------ RECORDS TO PROCESS

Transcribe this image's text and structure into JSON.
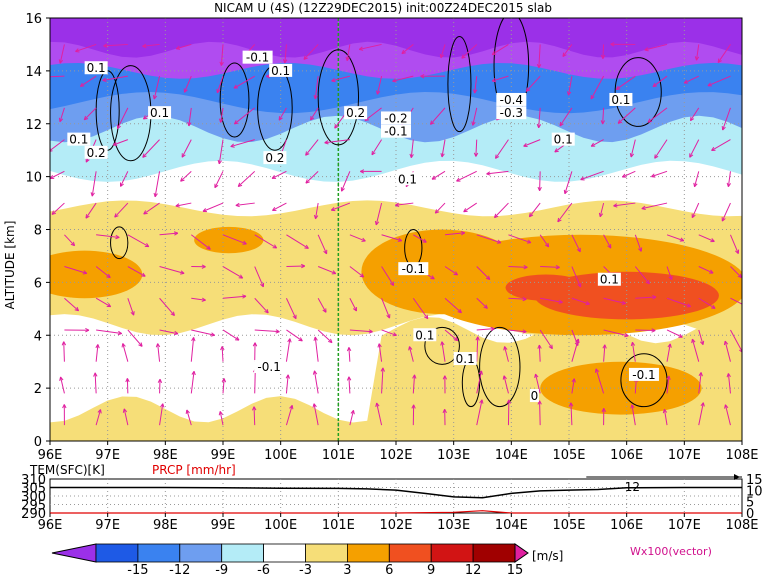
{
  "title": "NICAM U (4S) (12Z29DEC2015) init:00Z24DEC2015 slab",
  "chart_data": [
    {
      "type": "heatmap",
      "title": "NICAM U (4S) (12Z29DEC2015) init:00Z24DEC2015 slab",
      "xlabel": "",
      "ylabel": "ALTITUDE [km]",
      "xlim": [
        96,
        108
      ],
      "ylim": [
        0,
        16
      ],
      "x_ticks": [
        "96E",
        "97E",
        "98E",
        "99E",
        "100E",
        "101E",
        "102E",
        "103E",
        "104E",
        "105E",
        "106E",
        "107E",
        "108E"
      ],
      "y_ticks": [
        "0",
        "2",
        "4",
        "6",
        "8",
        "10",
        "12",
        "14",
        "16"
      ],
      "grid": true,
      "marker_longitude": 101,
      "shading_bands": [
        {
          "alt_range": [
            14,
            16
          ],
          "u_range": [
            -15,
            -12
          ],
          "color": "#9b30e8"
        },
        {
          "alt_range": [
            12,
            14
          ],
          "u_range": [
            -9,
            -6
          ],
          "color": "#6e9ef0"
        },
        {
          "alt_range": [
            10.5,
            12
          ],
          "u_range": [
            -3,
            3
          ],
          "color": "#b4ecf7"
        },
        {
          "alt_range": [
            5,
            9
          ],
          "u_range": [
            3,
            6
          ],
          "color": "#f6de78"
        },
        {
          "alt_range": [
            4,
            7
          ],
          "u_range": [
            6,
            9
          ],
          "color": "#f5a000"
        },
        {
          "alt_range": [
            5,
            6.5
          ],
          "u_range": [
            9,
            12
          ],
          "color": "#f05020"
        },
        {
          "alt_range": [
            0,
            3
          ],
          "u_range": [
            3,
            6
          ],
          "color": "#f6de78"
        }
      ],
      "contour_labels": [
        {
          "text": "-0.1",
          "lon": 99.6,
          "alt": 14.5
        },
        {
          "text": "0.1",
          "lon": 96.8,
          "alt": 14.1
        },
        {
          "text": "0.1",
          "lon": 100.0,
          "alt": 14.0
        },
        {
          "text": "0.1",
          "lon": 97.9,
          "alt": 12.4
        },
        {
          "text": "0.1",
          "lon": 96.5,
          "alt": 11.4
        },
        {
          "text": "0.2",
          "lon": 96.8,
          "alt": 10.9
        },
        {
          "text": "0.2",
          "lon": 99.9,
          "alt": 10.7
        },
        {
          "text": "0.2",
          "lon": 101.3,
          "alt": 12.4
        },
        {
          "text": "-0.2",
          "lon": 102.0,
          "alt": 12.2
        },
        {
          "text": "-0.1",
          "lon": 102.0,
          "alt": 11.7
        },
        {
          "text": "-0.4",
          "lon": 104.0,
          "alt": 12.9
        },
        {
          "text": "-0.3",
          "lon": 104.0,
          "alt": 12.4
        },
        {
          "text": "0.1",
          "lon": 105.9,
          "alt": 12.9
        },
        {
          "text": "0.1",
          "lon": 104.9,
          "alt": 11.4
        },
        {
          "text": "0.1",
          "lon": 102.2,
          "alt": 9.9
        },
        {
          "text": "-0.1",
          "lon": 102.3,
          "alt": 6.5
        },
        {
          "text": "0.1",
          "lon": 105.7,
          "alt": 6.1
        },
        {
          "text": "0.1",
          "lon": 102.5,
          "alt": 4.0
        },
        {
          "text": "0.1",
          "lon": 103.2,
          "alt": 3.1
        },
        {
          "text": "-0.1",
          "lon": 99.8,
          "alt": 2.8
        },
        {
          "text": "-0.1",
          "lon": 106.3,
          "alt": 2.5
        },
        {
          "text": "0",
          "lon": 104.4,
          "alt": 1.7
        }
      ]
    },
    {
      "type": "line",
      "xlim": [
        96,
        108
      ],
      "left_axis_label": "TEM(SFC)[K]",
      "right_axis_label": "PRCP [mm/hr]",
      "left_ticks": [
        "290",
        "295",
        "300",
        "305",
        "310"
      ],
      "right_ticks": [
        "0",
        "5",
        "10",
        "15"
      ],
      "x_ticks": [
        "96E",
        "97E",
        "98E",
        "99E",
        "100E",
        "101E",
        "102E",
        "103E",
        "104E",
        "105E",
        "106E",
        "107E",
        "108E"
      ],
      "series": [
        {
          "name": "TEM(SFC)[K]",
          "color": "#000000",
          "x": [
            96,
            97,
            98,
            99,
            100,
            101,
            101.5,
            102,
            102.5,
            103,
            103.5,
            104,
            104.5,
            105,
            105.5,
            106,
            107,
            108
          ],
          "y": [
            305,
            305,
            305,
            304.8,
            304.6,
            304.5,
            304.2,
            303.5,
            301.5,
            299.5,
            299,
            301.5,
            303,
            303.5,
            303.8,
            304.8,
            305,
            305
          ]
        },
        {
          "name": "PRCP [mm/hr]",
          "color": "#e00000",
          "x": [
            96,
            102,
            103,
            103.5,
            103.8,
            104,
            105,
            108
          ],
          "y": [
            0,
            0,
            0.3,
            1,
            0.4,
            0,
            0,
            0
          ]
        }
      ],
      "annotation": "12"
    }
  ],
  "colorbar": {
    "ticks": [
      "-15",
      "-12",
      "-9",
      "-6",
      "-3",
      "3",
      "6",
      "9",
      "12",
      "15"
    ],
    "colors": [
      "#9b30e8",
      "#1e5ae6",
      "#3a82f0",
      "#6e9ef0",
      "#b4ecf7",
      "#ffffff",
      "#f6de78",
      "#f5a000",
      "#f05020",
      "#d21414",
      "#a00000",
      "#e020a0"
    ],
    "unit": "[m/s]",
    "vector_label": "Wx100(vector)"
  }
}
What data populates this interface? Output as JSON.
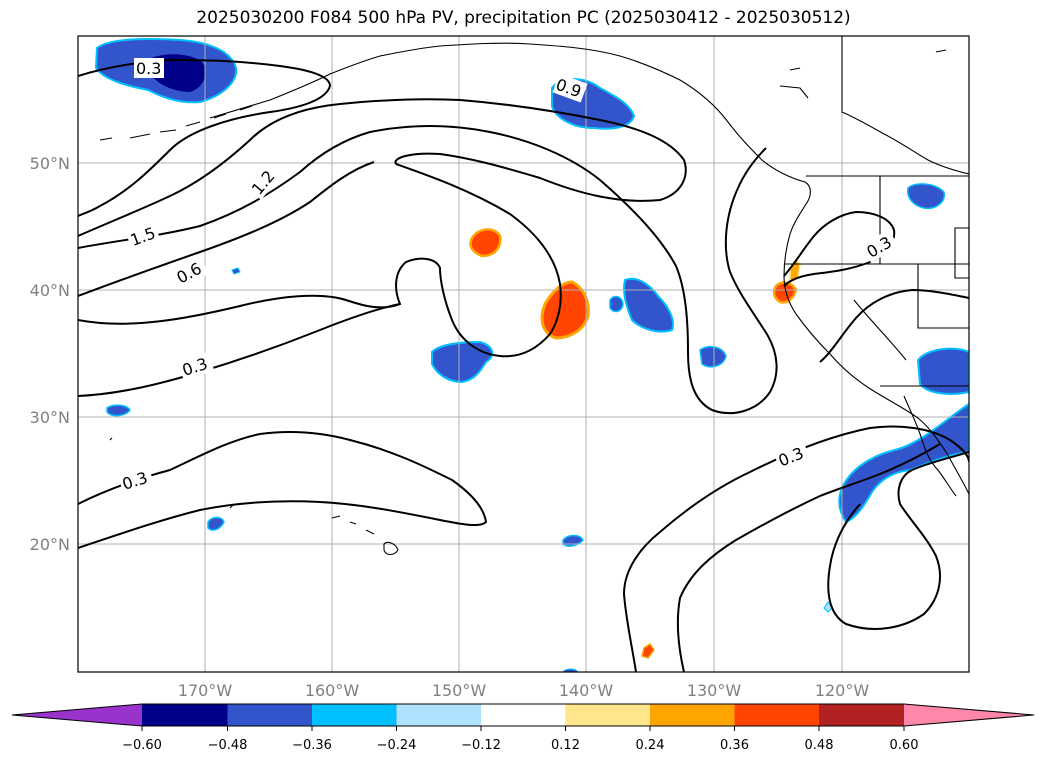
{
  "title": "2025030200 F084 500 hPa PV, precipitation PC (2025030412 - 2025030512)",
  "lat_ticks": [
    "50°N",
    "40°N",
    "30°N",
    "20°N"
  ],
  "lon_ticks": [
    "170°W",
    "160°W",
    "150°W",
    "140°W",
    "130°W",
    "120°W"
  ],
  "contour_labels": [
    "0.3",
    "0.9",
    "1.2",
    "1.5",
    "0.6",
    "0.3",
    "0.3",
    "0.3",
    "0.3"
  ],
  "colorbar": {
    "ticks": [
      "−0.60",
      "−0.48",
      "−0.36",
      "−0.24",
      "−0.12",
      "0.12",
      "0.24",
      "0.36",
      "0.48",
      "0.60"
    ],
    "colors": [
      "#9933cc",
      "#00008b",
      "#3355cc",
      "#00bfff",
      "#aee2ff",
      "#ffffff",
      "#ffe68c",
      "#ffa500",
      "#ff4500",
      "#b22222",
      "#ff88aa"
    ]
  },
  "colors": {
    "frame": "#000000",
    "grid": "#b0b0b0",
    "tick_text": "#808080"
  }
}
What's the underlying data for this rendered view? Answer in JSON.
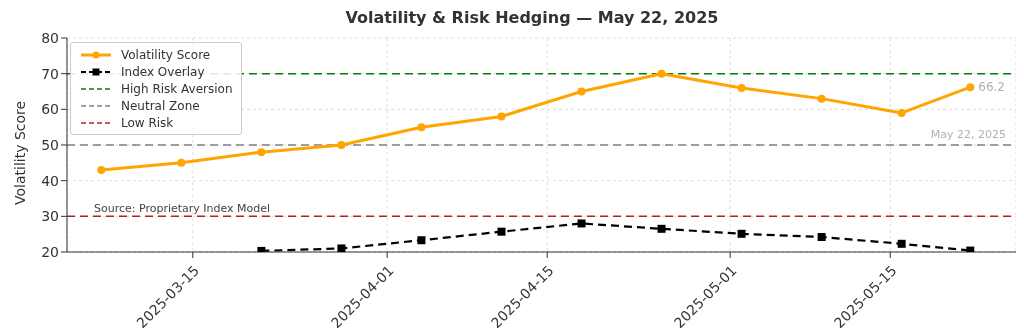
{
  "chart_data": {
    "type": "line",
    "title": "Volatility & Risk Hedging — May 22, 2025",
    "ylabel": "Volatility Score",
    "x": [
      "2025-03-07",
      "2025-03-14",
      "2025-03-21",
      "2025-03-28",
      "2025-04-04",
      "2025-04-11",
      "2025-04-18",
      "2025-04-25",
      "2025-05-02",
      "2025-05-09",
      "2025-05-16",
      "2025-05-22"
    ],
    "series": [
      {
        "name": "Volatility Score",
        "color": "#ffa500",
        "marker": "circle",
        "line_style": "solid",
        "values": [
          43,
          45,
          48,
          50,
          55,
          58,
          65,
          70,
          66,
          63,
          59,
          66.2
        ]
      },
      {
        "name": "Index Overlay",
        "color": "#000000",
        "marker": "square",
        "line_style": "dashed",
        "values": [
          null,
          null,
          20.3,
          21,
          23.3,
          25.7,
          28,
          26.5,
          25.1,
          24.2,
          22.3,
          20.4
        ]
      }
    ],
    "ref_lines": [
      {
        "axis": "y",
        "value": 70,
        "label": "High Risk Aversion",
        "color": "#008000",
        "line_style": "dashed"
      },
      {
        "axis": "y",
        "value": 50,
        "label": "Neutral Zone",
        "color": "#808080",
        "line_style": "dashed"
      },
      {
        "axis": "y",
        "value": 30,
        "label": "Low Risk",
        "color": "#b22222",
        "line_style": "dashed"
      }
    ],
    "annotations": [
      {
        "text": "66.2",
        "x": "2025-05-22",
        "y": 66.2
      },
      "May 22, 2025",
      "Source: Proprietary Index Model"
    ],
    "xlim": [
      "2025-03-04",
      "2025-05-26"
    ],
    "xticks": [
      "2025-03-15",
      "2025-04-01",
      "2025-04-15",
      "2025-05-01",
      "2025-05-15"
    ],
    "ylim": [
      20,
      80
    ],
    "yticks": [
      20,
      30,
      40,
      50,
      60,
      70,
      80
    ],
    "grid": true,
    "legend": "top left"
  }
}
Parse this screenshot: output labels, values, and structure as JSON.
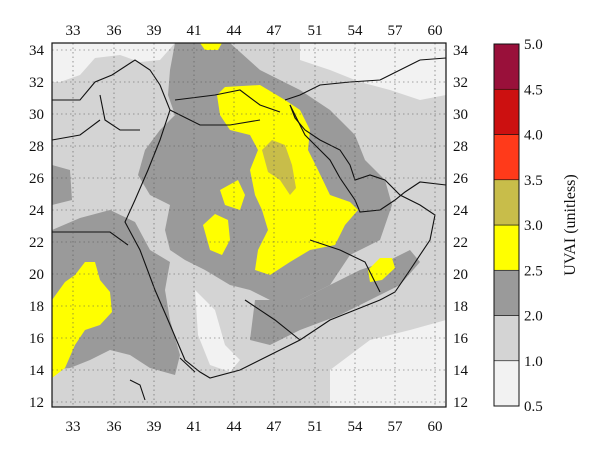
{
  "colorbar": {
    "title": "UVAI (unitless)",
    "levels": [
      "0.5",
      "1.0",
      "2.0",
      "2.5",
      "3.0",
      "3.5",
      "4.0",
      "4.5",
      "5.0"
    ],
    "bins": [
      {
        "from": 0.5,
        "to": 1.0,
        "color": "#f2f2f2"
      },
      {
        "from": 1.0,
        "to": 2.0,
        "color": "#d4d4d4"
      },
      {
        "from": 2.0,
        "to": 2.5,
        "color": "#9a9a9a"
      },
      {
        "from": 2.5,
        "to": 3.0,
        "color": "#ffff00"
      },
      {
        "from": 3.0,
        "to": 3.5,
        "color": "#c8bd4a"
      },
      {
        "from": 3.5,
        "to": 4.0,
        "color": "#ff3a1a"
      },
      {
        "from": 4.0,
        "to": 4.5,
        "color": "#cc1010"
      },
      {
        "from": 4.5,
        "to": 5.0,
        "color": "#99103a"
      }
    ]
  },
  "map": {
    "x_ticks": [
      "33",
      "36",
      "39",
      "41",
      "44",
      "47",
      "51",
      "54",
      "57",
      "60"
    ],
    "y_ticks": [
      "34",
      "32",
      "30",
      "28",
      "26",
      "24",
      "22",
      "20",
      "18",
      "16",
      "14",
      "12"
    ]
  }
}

------------

# PROBLEM REQUIREMENTS
Pictures do not go in the copy. Write out exactly the lines from the line containing "Parse this screenshot: output" through the last line of the listing.

# COMPLETE RESPONSE
Parse this screenshot: output labels, values, and structure as JSON.
{
  "colorbar": {
    "title": "UVAI (unitless)",
    "levels": [
      "0.5",
      "1.0",
      "2.0",
      "2.5",
      "3.0",
      "3.5",
      "4.0",
      "4.5",
      "5.0"
    ],
    "bins": [
      {
        "from": 0.5,
        "to": 1.0,
        "color": "#f2f2f2"
      },
      {
        "from": 1.0,
        "to": 2.0,
        "color": "#d4d4d4"
      },
      {
        "from": 2.0,
        "to": 2.5,
        "color": "#9a9a9a"
      },
      {
        "from": 2.5,
        "to": 3.0,
        "color": "#ffff00"
      },
      {
        "from": 3.0,
        "to": 3.5,
        "color": "#c8bd4a"
      },
      {
        "from": 3.5,
        "to": 4.0,
        "color": "#ff3a1a"
      },
      {
        "from": 4.0,
        "to": 4.5,
        "color": "#cc1010"
      },
      {
        "from": 4.5,
        "to": 5.0,
        "color": "#99103a"
      }
    ]
  },
  "map": {
    "x_ticks": [
      "33",
      "36",
      "39",
      "41",
      "44",
      "47",
      "51",
      "54",
      "57",
      "60"
    ],
    "y_ticks": [
      "34",
      "32",
      "30",
      "28",
      "26",
      "24",
      "22",
      "20",
      "18",
      "16",
      "14",
      "12"
    ]
  }
}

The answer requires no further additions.